AIM OF THE TASK » Each line that holds the word "value" should be returned.

########################################

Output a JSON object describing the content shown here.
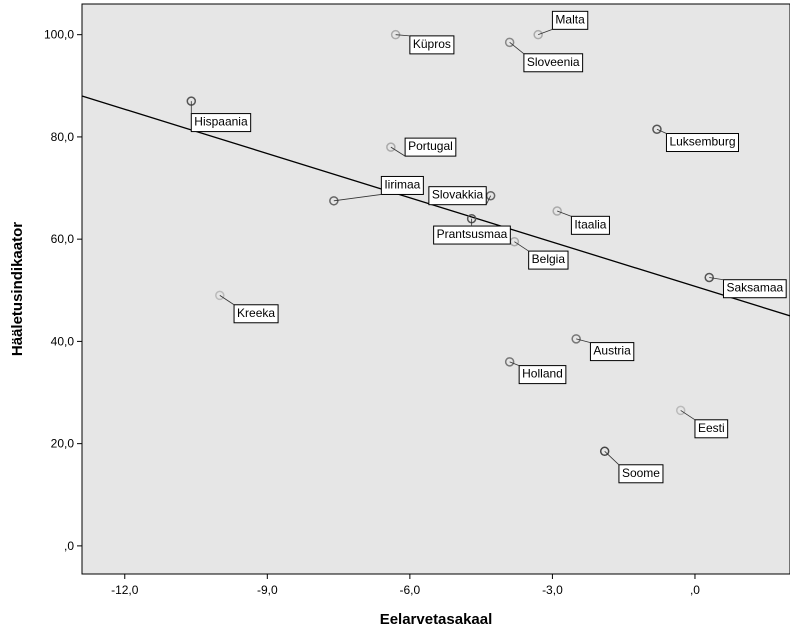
{
  "chart_data": {
    "type": "scatter",
    "xlabel": "Eelarvetasakaal",
    "ylabel": "Hääletusindikaator",
    "xlim": [
      -12.9,
      2.0
    ],
    "ylim": [
      -5.5,
      106.0
    ],
    "x_ticks": [
      {
        "value": -12,
        "label": "-12,0"
      },
      {
        "value": -9,
        "label": "-9,0"
      },
      {
        "value": -6,
        "label": "-6,0"
      },
      {
        "value": -3,
        "label": "-3,0"
      },
      {
        "value": 0,
        "label": ",0"
      }
    ],
    "y_ticks": [
      {
        "value": 0,
        "label": ",0"
      },
      {
        "value": 20,
        "label": "20,0"
      },
      {
        "value": 40,
        "label": "40,0"
      },
      {
        "value": 60,
        "label": "60,0"
      },
      {
        "value": 80,
        "label": "80,0"
      },
      {
        "value": 100,
        "label": "100,0"
      }
    ],
    "grid": false,
    "background": "#e6e6e6",
    "fit_line": {
      "x": [
        -12.9,
        2.0
      ],
      "y": [
        88.0,
        45.0
      ]
    },
    "points": [
      {
        "name": "Malta",
        "x": -3.3,
        "y": 100.0,
        "label_dx": 0.3,
        "label_dy": 3.0,
        "ring": "#aaaaaa"
      },
      {
        "name": "Küpros",
        "x": -6.3,
        "y": 100.0,
        "label_dx": 0.3,
        "label_dy": -1.8,
        "ring": "#aaaaaa"
      },
      {
        "name": "Sloveenia",
        "x": -3.9,
        "y": 98.5,
        "label_dx": 0.3,
        "label_dy": -3.8,
        "ring": "#888888"
      },
      {
        "name": "Hispaania",
        "x": -10.6,
        "y": 87.0,
        "label_dx": 0.0,
        "label_dy": -4.0,
        "ring": "#555555"
      },
      {
        "name": "Luksemburg",
        "x": -0.8,
        "y": 81.5,
        "label_dx": 0.2,
        "label_dy": -2.4,
        "ring": "#555555"
      },
      {
        "name": "Portugal",
        "x": -6.4,
        "y": 78.0,
        "label_dx": 0.3,
        "label_dy": 0.2,
        "ring": "#aaaaaa"
      },
      {
        "name": "Iirimaa",
        "x": -7.6,
        "y": 67.5,
        "label_dx": 1.0,
        "label_dy": 3.2,
        "ring": "#666666"
      },
      {
        "name": "Slovakkia",
        "x": -4.3,
        "y": 68.5,
        "label_dx": -1.3,
        "label_dy": 0.2,
        "ring": "#666666"
      },
      {
        "name": "Prantsusmaa",
        "x": -4.7,
        "y": 64.0,
        "label_dx": -0.8,
        "label_dy": -3.0,
        "ring": "#555555"
      },
      {
        "name": "Itaalia",
        "x": -2.9,
        "y": 65.5,
        "label_dx": 0.3,
        "label_dy": -2.6,
        "ring": "#aaaaaa"
      },
      {
        "name": "Belgia",
        "x": -3.8,
        "y": 59.5,
        "label_dx": 0.3,
        "label_dy": -3.4,
        "ring": "#aaaaaa"
      },
      {
        "name": "Saksamaa",
        "x": 0.3,
        "y": 52.5,
        "label_dx": 0.3,
        "label_dy": -2.0,
        "ring": "#555555"
      },
      {
        "name": "Kreeka",
        "x": -10.0,
        "y": 49.0,
        "label_dx": 0.3,
        "label_dy": -3.4,
        "ring": "#bbbbbb"
      },
      {
        "name": "Austria",
        "x": -2.5,
        "y": 40.5,
        "label_dx": 0.3,
        "label_dy": -2.3,
        "ring": "#777777"
      },
      {
        "name": "Holland",
        "x": -3.9,
        "y": 36.0,
        "label_dx": 0.2,
        "label_dy": -2.3,
        "ring": "#777777"
      },
      {
        "name": "Eesti",
        "x": -0.3,
        "y": 26.5,
        "label_dx": 0.3,
        "label_dy": -3.4,
        "ring": "#bbbbbb"
      },
      {
        "name": "Soome",
        "x": -1.9,
        "y": 18.5,
        "label_dx": 0.3,
        "label_dy": -4.2,
        "ring": "#444444"
      }
    ]
  }
}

########################################

CORRECT RESPONSE »
        "value": -12,
        "value": -9,
        "value": -6,
        "value": -3,
        "value": 0,
        "value": 0,
        "value": 20,
        "value": 40,
        "value": 60,
        "value": 80,
        "value": 100,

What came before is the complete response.